# WHAT TO WORK ON:
Gather up every line that includes the string "Shaft".

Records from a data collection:
────

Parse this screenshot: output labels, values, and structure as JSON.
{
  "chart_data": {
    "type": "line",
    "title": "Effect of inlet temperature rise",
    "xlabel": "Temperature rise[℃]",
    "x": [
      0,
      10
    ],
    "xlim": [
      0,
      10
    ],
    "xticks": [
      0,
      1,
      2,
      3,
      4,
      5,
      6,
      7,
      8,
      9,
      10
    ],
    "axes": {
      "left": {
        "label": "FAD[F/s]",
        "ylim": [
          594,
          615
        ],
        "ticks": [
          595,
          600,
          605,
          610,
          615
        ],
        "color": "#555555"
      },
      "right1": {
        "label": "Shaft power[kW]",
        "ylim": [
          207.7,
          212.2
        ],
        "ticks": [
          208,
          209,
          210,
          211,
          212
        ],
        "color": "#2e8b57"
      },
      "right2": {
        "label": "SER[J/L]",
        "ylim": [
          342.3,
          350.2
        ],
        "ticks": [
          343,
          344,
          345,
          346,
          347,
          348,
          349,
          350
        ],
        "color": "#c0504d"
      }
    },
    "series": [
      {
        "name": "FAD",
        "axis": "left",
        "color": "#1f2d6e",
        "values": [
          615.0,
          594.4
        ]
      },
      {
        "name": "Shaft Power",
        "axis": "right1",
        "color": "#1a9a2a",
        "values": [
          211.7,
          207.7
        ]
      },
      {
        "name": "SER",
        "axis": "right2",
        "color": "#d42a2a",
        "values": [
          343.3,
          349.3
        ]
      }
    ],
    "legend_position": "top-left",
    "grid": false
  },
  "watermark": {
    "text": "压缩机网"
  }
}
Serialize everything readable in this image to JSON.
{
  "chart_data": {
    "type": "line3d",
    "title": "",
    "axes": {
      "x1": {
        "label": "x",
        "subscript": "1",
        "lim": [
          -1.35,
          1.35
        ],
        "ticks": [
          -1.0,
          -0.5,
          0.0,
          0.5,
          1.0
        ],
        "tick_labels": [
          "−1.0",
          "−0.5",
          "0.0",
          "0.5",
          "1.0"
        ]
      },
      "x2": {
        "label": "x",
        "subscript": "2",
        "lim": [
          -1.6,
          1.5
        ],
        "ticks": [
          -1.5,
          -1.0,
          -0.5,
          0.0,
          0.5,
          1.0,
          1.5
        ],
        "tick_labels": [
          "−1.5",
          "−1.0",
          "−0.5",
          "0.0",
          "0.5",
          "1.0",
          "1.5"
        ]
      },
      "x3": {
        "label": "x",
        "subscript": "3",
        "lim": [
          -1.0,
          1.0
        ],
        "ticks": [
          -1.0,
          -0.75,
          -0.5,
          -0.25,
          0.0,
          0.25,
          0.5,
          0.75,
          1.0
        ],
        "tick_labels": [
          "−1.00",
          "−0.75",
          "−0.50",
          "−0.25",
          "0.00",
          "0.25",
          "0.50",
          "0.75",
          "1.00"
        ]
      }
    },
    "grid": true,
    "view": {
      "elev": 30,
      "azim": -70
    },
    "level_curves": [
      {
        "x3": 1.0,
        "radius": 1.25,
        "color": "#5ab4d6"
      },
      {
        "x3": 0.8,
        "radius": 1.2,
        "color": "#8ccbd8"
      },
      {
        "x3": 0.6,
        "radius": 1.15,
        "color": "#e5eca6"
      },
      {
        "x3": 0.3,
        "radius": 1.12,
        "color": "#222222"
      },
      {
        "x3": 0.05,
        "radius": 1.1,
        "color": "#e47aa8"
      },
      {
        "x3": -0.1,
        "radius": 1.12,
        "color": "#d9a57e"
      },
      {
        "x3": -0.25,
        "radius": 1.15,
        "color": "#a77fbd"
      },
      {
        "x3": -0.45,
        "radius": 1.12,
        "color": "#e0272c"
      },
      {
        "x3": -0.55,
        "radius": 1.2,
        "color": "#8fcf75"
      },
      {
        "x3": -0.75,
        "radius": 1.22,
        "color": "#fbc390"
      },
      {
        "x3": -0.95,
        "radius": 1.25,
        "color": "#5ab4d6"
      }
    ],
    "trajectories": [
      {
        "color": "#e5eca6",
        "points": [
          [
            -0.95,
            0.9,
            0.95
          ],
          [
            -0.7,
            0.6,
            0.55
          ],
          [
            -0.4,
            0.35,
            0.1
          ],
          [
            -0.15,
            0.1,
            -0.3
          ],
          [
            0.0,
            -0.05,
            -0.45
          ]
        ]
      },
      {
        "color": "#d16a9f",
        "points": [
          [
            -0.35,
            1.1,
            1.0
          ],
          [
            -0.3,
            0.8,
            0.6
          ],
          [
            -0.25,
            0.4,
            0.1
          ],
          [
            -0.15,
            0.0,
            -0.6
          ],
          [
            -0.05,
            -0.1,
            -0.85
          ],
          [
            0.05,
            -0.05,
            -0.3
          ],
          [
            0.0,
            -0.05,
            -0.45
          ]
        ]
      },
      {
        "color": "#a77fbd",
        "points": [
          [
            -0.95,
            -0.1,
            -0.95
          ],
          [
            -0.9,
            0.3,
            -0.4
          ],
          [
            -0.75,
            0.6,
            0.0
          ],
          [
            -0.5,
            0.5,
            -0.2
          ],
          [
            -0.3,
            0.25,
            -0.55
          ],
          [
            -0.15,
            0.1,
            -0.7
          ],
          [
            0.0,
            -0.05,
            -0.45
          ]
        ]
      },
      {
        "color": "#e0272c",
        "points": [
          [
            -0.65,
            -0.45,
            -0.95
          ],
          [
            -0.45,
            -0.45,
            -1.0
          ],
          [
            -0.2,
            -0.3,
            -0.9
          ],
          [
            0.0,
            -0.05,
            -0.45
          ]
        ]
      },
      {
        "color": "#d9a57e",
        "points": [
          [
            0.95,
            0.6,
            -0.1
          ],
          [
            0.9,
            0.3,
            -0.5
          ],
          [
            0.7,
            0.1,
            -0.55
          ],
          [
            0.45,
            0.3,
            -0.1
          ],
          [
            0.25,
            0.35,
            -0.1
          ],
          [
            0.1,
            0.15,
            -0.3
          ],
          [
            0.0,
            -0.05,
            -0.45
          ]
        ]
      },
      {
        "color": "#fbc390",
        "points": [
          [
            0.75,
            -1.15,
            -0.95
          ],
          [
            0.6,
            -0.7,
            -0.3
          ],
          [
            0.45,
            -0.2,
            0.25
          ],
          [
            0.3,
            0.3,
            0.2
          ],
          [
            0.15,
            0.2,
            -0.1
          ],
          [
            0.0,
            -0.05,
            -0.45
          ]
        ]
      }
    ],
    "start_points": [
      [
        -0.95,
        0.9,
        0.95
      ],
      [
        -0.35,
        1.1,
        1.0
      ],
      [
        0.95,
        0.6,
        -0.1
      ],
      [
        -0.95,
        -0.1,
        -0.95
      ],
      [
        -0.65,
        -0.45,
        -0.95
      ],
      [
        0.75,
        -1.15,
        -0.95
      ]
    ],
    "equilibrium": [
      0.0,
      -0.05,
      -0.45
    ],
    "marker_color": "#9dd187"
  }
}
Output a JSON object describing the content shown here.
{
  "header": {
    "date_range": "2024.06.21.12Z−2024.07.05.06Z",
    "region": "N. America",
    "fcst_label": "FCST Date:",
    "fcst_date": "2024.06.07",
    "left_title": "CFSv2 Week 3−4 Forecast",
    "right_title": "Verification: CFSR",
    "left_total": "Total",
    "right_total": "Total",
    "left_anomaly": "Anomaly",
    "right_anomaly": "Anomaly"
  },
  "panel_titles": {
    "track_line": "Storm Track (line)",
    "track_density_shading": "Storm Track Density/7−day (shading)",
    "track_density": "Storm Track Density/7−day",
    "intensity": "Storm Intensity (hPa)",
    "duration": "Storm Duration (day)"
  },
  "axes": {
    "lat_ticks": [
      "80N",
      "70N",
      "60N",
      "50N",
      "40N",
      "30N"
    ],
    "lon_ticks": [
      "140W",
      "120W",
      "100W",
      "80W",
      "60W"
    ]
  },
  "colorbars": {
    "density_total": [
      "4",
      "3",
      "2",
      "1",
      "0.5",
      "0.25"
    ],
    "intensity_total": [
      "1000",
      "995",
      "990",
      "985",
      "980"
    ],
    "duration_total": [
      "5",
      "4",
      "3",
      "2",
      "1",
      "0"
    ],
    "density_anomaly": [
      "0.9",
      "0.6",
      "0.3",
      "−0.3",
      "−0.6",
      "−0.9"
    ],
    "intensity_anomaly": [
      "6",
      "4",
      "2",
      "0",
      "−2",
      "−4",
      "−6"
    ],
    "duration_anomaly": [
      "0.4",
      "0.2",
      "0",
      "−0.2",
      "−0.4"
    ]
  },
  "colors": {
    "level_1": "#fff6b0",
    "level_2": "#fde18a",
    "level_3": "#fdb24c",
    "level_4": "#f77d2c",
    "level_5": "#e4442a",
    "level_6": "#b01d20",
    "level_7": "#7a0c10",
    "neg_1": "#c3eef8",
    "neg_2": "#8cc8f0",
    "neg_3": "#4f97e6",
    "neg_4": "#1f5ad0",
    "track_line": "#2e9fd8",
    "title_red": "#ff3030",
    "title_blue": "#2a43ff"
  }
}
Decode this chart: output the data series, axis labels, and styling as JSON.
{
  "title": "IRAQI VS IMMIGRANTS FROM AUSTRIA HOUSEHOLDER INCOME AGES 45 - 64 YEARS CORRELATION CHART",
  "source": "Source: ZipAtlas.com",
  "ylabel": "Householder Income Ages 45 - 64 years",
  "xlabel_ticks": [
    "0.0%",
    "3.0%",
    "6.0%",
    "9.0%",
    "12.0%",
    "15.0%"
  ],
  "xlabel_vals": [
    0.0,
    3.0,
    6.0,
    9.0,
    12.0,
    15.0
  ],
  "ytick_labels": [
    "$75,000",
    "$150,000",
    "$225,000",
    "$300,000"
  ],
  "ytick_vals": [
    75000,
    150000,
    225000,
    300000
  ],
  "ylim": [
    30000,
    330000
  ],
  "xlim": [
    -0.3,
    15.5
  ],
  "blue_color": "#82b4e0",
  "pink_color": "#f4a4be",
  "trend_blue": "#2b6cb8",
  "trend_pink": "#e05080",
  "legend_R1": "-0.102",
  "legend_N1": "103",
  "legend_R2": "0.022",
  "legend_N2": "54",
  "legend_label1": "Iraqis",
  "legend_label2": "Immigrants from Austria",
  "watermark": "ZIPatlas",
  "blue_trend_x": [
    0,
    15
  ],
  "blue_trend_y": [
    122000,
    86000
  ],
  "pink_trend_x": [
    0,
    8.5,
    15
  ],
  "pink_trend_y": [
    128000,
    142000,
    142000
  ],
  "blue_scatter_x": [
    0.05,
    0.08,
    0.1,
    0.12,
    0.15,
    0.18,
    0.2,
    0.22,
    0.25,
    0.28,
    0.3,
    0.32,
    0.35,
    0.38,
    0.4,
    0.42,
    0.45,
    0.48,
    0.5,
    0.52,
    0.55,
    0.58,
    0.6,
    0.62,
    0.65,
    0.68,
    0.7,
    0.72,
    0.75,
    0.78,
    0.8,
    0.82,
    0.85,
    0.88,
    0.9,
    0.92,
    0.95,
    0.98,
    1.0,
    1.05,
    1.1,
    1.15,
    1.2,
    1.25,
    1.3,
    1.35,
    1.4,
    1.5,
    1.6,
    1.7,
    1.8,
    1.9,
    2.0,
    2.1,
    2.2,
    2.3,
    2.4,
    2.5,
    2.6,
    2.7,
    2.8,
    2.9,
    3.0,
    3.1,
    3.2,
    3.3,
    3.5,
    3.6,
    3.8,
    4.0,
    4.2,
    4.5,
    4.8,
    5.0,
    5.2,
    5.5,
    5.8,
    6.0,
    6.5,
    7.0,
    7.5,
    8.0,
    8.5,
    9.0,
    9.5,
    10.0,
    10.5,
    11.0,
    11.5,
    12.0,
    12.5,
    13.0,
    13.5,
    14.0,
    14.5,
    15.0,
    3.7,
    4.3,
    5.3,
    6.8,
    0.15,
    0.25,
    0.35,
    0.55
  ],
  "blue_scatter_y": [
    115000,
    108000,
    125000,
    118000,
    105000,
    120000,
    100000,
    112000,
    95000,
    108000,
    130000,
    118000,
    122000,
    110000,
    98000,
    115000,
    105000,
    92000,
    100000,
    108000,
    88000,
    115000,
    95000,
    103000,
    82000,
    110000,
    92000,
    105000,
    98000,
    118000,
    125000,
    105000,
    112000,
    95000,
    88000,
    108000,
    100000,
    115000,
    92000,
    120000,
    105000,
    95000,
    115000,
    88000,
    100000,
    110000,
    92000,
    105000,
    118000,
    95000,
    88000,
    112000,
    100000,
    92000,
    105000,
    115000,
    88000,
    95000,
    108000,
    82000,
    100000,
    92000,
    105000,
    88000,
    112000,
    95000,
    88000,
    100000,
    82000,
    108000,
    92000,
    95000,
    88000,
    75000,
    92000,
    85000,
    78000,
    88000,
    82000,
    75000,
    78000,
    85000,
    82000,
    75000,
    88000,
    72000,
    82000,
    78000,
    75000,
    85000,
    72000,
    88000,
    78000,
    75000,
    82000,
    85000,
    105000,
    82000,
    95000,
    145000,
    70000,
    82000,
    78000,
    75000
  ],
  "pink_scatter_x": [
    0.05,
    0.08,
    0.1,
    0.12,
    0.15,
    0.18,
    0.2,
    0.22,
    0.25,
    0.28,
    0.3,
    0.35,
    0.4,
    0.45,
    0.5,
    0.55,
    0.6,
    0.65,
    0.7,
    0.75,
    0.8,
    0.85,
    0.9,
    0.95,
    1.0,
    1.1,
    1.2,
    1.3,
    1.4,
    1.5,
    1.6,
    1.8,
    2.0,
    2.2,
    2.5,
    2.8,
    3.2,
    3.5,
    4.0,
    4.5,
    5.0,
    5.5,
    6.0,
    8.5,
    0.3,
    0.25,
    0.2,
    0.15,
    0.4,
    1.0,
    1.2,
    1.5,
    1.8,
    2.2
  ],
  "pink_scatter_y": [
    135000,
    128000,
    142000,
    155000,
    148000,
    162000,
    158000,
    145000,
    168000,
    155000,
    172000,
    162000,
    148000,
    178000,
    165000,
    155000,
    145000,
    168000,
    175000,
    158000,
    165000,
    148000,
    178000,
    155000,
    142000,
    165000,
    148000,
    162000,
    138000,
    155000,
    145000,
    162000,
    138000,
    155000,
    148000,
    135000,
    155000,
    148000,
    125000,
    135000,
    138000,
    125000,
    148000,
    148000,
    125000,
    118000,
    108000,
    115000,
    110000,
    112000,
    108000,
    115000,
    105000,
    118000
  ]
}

────

# FINAL RESULT:
        "label": "Shaft power[kW]",
        "name": "Shaft Power",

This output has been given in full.